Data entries
▶

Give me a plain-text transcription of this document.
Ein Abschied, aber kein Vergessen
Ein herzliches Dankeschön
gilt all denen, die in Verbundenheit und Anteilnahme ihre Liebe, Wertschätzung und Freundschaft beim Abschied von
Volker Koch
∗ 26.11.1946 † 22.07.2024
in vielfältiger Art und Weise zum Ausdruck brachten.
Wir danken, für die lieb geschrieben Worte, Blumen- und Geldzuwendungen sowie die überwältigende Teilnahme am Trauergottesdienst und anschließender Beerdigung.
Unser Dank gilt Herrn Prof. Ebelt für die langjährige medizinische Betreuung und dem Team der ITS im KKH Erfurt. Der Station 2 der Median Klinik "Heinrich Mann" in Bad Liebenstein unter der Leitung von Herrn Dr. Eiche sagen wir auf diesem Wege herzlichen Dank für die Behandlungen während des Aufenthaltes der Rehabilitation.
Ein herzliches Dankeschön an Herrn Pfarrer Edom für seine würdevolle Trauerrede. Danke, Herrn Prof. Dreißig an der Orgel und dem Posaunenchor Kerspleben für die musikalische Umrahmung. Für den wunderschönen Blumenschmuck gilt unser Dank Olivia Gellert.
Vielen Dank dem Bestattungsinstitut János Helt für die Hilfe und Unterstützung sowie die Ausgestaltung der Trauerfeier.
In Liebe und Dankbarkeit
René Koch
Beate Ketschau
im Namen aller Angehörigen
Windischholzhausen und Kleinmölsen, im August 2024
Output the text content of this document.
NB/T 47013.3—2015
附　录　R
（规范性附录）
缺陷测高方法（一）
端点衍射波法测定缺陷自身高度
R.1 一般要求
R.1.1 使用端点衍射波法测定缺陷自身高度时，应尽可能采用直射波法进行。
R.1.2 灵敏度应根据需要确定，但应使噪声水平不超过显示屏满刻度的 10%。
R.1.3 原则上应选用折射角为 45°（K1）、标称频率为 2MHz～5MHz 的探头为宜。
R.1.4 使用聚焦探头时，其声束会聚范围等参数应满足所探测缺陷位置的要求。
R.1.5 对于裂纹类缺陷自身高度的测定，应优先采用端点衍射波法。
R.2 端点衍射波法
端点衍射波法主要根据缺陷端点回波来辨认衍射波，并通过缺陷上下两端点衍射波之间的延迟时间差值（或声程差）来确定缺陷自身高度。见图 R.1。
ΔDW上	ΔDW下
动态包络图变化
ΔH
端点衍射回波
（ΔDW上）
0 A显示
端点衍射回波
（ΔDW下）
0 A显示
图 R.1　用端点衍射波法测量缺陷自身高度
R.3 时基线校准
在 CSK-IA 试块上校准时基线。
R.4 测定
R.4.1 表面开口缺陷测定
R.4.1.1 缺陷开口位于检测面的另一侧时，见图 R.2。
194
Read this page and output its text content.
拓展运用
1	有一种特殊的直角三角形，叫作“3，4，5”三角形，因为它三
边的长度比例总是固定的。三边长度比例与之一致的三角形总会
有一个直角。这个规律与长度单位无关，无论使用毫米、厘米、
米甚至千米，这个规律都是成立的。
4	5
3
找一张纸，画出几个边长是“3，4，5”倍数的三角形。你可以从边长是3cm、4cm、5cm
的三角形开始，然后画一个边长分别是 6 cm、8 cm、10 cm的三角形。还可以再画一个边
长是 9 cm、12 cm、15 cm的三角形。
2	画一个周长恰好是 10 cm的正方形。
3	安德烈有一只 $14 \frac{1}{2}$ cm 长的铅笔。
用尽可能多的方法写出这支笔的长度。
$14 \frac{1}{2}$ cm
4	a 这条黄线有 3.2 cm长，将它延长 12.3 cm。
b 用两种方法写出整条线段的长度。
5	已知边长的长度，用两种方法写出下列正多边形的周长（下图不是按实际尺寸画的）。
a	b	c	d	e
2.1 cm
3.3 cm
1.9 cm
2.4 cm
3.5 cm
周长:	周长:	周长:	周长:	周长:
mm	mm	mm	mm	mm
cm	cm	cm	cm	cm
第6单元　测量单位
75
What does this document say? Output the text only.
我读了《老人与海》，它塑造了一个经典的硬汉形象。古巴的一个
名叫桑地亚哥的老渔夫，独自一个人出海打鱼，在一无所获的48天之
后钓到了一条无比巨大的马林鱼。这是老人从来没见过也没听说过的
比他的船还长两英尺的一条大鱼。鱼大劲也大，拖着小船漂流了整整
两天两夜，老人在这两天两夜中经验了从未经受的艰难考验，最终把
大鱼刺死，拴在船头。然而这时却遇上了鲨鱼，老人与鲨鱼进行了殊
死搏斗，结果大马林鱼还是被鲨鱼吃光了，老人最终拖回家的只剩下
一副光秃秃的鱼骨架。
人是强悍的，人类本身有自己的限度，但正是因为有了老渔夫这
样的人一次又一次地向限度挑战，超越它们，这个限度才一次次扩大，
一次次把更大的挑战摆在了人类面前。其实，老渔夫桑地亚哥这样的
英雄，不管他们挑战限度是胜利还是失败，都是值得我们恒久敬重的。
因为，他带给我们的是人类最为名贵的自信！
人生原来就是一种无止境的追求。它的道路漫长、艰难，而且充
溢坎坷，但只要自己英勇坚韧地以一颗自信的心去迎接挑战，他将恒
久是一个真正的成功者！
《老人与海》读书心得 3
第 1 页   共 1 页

◀

Repeat the entries shown above, every one, word for word.

Give me a plain-text transcription of this document.
Ein Abschied, aber kein Vergessen
Ein herzliches Dankeschön
gilt all denen, die in Verbundenheit und Anteilnahme ihre Liebe, Wertschätzung und Freundschaft beim Abschied von
Volker Koch
∗ 26.11.1946 † 22.07.2024
in vielfältiger Art und Weise zum Ausdruck brachten.
Wir danken, für die lieb geschrieben Worte, Blumen- und Geldzuwendungen sowie die überwältigende Teilnahme am Trauergottesdienst und anschließender Beerdigung.
Unser Dank gilt Herrn Prof. Ebelt für die langjährige medizinische Betreuung und dem Team der ITS im KKH Erfurt. Der Station 2 der Median Klinik "Heinrich Mann" in Bad Liebenstein unter der Leitung von Herrn Dr. Eiche sagen wir auf diesem Wege herzlichen Dank für die Behandlungen während des Aufenthaltes der Rehabilitation.
Ein herzliches Dankeschön an Herrn Pfarrer Edom für seine würdevolle Trauerrede. Danke, Herrn Prof. Dreißig an der Orgel und dem Posaunenchor Kerspleben für die musikalische Umrahmung. Für den wunderschönen Blumenschmuck gilt unser Dank Olivia Gellert.
Vielen Dank dem Bestattungsinstitut János Helt für die Hilfe und Unterstützung sowie die Ausgestaltung der Trauerfeier.
In Liebe und Dankbarkeit
René Koch
Beate Ketschau
im Namen aller Angehörigen
Windischholzhausen und Kleinmölsen, im August 2024
Output the text content of this document.
NB/T 47013.3—2015
附　录　R
（规范性附录）
缺陷测高方法（一）
端点衍射波法测定缺陷自身高度
R.1 一般要求
R.1.1 使用端点衍射波法测定缺陷自身高度时，应尽可能采用直射波法进行。
R.1.2 灵敏度应根据需要确定，但应使噪声水平不超过显示屏满刻度的 10%。
R.1.3 原则上应选用折射角为 45°（K1）、标称频率为 2MHz～5MHz 的探头为宜。
R.1.4 使用聚焦探头时，其声束会聚范围等参数应满足所探测缺陷位置的要求。
R.1.5 对于裂纹类缺陷自身高度的测定，应优先采用端点衍射波法。
R.2 端点衍射波法
端点衍射波法主要根据缺陷端点回波来辨认衍射波，并通过缺陷上下两端点衍射波之间的延迟时间差值（或声程差）来确定缺陷自身高度。见图 R.1。
ΔDW上	ΔDW下
动态包络图变化
ΔH
端点衍射回波
（ΔDW上）
0 A显示
端点衍射回波
（ΔDW下）
0 A显示
图 R.1　用端点衍射波法测量缺陷自身高度
R.3 时基线校准
在 CSK-IA 试块上校准时基线。
R.4 测定
R.4.1 表面开口缺陷测定
R.4.1.1 缺陷开口位于检测面的另一侧时，见图 R.2。
194
Read this page and output its text content.
拓展运用
1	有一种特殊的直角三角形，叫作“3，4，5”三角形，因为它三
边的长度比例总是固定的。三边长度比例与之一致的三角形总会
有一个直角。这个规律与长度单位无关，无论使用毫米、厘米、
米甚至千米，这个规律都是成立的。
4	5
3
找一张纸，画出几个边长是“3，4，5”倍数的三角形。你可以从边长是3cm、4cm、5cm
的三角形开始，然后画一个边长分别是 6 cm、8 cm、10 cm的三角形。还可以再画一个边
长是 9 cm、12 cm、15 cm的三角形。
2	画一个周长恰好是 10 cm的正方形。
3	安德烈有一只 $14 \frac{1}{2}$ cm 长的铅笔。
用尽可能多的方法写出这支笔的长度。
$14 \frac{1}{2}$ cm
4	a 这条黄线有 3.2 cm长，将它延长 12.3 cm。
b 用两种方法写出整条线段的长度。
5	已知边长的长度，用两种方法写出下列正多边形的周长（下图不是按实际尺寸画的）。
a	b	c	d	e
2.1 cm
3.3 cm
1.9 cm
2.4 cm
3.5 cm
周长:	周长:	周长:	周长:	周长:
mm	mm	mm	mm	mm
cm	cm	cm	cm	cm
第6单元　测量单位
75
What does this document say? Output the text only.
我读了《老人与海》，它塑造了一个经典的硬汉形象。古巴的一个
名叫桑地亚哥的老渔夫，独自一个人出海打鱼，在一无所获的48天之
后钓到了一条无比巨大的马林鱼。这是老人从来没见过也没听说过的
比他的船还长两英尺的一条大鱼。鱼大劲也大，拖着小船漂流了整整
两天两夜，老人在这两天两夜中经验了从未经受的艰难考验，最终把
大鱼刺死，拴在船头。然而这时却遇上了鲨鱼，老人与鲨鱼进行了殊
死搏斗，结果大马林鱼还是被鲨鱼吃光了，老人最终拖回家的只剩下
一副光秃秃的鱼骨架。
人是强悍的，人类本身有自己的限度，但正是因为有了老渔夫这
样的人一次又一次地向限度挑战，超越它们，这个限度才一次次扩大，
一次次把更大的挑战摆在了人类面前。其实，老渔夫桑地亚哥这样的
英雄，不管他们挑战限度是胜利还是失败，都是值得我们恒久敬重的。
因为，他带给我们的是人类最为名贵的自信！
人生原来就是一种无止境的追求。它的道路漫长、艰难，而且充
溢坎坷，但只要自己英勇坚韧地以一颗自信的心去迎接挑战，他将恒
久是一个真正的成功者！
《老人与海》读书心得 3
第 1 页   共 1 页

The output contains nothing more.